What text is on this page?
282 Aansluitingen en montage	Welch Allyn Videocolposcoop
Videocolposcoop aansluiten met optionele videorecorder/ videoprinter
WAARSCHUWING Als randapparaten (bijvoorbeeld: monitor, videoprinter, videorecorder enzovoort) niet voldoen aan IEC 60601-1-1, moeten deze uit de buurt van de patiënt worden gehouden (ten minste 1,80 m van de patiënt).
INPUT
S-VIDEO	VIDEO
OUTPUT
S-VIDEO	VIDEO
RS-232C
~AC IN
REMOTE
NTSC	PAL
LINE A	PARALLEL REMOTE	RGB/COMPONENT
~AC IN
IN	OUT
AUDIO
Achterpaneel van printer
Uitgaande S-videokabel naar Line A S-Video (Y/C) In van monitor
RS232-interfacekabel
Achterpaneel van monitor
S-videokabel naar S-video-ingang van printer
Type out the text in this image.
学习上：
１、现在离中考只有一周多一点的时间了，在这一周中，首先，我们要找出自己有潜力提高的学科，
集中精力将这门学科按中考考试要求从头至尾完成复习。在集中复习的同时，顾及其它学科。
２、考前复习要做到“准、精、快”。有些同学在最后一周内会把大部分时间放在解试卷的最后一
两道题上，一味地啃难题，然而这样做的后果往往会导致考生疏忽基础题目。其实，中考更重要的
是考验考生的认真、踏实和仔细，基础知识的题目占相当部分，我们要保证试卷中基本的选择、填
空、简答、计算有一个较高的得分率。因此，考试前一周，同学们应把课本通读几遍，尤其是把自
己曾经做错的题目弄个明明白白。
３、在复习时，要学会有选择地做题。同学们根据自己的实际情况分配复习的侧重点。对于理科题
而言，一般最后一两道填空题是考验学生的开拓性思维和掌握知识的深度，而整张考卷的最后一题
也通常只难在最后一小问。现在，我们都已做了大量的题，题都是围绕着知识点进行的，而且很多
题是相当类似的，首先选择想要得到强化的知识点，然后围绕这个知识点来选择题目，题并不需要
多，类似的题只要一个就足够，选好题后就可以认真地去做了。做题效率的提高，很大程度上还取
########################################
### [What to do]
Pull out every line containing "naar".

### [Result of the exercise]
Uitgaande S-videokabel naar Line A S-Video (Y/C) In van monitor
S-videokabel naar S-video-ingang van printer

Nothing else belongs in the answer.